> **RAW RECORDS**:

● ● ●

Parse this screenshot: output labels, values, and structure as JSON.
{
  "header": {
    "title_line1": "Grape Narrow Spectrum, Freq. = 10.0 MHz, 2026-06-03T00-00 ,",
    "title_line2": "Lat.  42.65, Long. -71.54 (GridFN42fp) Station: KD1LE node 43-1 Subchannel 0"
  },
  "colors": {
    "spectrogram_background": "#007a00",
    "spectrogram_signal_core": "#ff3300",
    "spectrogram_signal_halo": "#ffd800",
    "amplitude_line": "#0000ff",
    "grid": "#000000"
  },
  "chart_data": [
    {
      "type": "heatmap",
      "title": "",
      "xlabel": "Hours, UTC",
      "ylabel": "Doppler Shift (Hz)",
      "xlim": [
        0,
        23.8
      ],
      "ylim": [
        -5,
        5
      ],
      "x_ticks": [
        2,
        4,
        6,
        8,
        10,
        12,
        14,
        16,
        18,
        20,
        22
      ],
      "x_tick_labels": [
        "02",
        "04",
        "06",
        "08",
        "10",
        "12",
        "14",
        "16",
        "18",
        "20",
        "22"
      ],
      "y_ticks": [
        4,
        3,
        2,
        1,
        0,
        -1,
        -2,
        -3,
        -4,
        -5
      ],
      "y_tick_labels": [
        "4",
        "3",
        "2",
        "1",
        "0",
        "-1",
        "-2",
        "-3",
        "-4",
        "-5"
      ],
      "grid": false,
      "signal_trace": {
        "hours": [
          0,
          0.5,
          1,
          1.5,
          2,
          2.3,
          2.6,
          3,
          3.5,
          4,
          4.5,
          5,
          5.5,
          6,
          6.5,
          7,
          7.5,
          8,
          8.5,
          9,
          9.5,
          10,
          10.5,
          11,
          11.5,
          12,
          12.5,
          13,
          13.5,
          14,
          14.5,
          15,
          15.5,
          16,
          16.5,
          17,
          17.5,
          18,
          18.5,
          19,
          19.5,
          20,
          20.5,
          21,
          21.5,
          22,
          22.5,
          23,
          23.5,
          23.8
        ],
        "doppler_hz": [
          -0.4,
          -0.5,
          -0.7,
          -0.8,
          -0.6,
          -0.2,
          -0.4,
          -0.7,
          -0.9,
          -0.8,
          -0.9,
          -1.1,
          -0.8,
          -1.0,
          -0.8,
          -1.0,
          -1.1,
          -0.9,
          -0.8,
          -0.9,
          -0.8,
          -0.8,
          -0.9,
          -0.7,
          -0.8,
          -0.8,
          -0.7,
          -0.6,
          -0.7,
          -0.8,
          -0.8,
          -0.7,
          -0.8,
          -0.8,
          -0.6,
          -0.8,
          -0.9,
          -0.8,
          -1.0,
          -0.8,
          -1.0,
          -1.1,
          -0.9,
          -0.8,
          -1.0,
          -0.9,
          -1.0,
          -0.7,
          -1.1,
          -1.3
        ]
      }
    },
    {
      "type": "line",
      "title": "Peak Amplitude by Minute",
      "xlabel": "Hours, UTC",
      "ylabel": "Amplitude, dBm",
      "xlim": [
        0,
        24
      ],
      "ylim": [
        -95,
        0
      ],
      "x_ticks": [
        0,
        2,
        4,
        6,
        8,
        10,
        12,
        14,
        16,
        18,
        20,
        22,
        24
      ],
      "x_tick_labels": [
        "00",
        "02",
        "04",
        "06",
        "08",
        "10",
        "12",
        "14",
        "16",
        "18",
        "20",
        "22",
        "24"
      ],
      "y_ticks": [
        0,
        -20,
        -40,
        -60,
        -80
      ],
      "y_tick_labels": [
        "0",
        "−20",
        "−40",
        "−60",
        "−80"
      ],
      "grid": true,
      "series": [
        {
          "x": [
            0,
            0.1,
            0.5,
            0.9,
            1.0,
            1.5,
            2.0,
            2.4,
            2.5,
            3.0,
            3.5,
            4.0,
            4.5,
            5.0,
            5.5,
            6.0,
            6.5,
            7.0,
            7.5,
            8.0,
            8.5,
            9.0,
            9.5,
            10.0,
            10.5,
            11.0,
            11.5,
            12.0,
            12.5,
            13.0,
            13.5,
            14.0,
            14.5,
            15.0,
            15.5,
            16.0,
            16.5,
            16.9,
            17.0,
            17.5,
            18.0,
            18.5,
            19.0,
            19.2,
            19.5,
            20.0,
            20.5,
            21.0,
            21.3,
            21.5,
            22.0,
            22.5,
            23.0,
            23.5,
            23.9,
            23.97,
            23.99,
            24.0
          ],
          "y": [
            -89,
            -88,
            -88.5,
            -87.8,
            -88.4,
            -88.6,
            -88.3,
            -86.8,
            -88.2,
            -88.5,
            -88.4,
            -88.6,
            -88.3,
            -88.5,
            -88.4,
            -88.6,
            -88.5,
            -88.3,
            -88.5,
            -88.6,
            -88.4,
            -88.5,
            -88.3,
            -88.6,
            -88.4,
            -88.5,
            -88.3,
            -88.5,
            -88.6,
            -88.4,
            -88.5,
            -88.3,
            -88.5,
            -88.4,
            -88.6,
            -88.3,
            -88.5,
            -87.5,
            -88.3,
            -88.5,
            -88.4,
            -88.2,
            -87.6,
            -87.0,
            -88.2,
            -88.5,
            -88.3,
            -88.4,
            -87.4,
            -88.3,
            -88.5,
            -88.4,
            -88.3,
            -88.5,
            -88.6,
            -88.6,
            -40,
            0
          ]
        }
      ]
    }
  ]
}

● ● ●

> **WHAT YOU SHOULD DO**: Write an exact transcription of every entry above.

> **COMPLETE OUTPUT**:
Parse this screenshot: output labels, values, and structure as JSON.
{
  "header": {
    "title_line1": "Grape Narrow Spectrum, Freq. = 10.0 MHz, 2026-06-03T00-00 ,",
    "title_line2": "Lat.  42.65, Long. -71.54 (GridFN42fp) Station: KD1LE node 43-1 Subchannel 0"
  },
  "colors": {
    "spectrogram_background": "#007a00",
    "spectrogram_signal_core": "#ff3300",
    "spectrogram_signal_halo": "#ffd800",
    "amplitude_line": "#0000ff",
    "grid": "#000000"
  },
  "chart_data": [
    {
      "type": "heatmap",
      "title": "",
      "xlabel": "Hours, UTC",
      "ylabel": "Doppler Shift (Hz)",
      "xlim": [
        0,
        23.8
      ],
      "ylim": [
        -5,
        5
      ],
      "x_ticks": [
        2,
        4,
        6,
        8,
        10,
        12,
        14,
        16,
        18,
        20,
        22
      ],
      "x_tick_labels": [
        "02",
        "04",
        "06",
        "08",
        "10",
        "12",
        "14",
        "16",
        "18",
        "20",
        "22"
      ],
      "y_ticks": [
        4,
        3,
        2,
        1,
        0,
        -1,
        -2,
        -3,
        -4,
        -5
      ],
      "y_tick_labels": [
        "4",
        "3",
        "2",
        "1",
        "0",
        "-1",
        "-2",
        "-3",
        "-4",
        "-5"
      ],
      "grid": false,
      "signal_trace": {
        "hours": [
          0,
          0.5,
          1,
          1.5,
          2,
          2.3,
          2.6,
          3,
          3.5,
          4,
          4.5,
          5,
          5.5,
          6,
          6.5,
          7,
          7.5,
          8,
          8.5,
          9,
          9.5,
          10,
          10.5,
          11,
          11.5,
          12,
          12.5,
          13,
          13.5,
          14,
          14.5,
          15,
          15.5,
          16,
          16.5,
          17,
          17.5,
          18,
          18.5,
          19,
          19.5,
          20,
          20.5,
          21,
          21.5,
          22,
          22.5,
          23,
          23.5,
          23.8
        ],
        "doppler_hz": [
          -0.4,
          -0.5,
          -0.7,
          -0.8,
          -0.6,
          -0.2,
          -0.4,
          -0.7,
          -0.9,
          -0.8,
          -0.9,
          -1.1,
          -0.8,
          -1.0,
          -0.8,
          -1.0,
          -1.1,
          -0.9,
          -0.8,
          -0.9,
          -0.8,
          -0.8,
          -0.9,
          -0.7,
          -0.8,
          -0.8,
          -0.7,
          -0.6,
          -0.7,
          -0.8,
          -0.8,
          -0.7,
          -0.8,
          -0.8,
          -0.6,
          -0.8,
          -0.9,
          -0.8,
          -1.0,
          -0.8,
          -1.0,
          -1.1,
          -0.9,
          -0.8,
          -1.0,
          -0.9,
          -1.0,
          -0.7,
          -1.1,
          -1.3
        ]
      }
    },
    {
      "type": "line",
      "title": "Peak Amplitude by Minute",
      "xlabel": "Hours, UTC",
      "ylabel": "Amplitude, dBm",
      "xlim": [
        0,
        24
      ],
      "ylim": [
        -95,
        0
      ],
      "x_ticks": [
        0,
        2,
        4,
        6,
        8,
        10,
        12,
        14,
        16,
        18,
        20,
        22,
        24
      ],
      "x_tick_labels": [
        "00",
        "02",
        "04",
        "06",
        "08",
        "10",
        "12",
        "14",
        "16",
        "18",
        "20",
        "22",
        "24"
      ],
      "y_ticks": [
        0,
        -20,
        -40,
        -60,
        -80
      ],
      "y_tick_labels": [
        "0",
        "−20",
        "−40",
        "−60",
        "−80"
      ],
      "grid": true,
      "series": [
        {
          "x": [
            0,
            0.1,
            0.5,
            0.9,
            1.0,
            1.5,
            2.0,
            2.4,
            2.5,
            3.0,
            3.5,
            4.0,
            4.5,
            5.0,
            5.5,
            6.0,
            6.5,
            7.0,
            7.5,
            8.0,
            8.5,
            9.0,
            9.5,
            10.0,
            10.5,
            11.0,
            11.5,
            12.0,
            12.5,
            13.0,
            13.5,
            14.0,
            14.5,
            15.0,
            15.5,
            16.0,
            16.5,
            16.9,
            17.0,
            17.5,
            18.0,
            18.5,
            19.0,
            19.2,
            19.5,
            20.0,
            20.5,
            21.0,
            21.3,
            21.5,
            22.0,
            22.5,
            23.0,
            23.5,
            23.9,
            23.97,
            23.99,
            24.0
          ],
          "y": [
            -89,
            -88,
            -88.5,
            -87.8,
            -88.4,
            -88.6,
            -88.3,
            -86.8,
            -88.2,
            -88.5,
            -88.4,
            -88.6,
            -88.3,
            -88.5,
            -88.4,
            -88.6,
            -88.5,
            -88.3,
            -88.5,
            -88.6,
            -88.4,
            -88.5,
            -88.3,
            -88.6,
            -88.4,
            -88.5,
            -88.3,
            -88.5,
            -88.6,
            -88.4,
            -88.5,
            -88.3,
            -88.5,
            -88.4,
            -88.6,
            -88.3,
            -88.5,
            -87.5,
            -88.3,
            -88.5,
            -88.4,
            -88.2,
            -87.6,
            -87.0,
            -88.2,
            -88.5,
            -88.3,
            -88.4,
            -87.4,
            -88.3,
            -88.5,
            -88.4,
            -88.3,
            -88.5,
            -88.6,
            -88.6,
            -40,
            0
          ]
        }
      ]
    }
  ]
}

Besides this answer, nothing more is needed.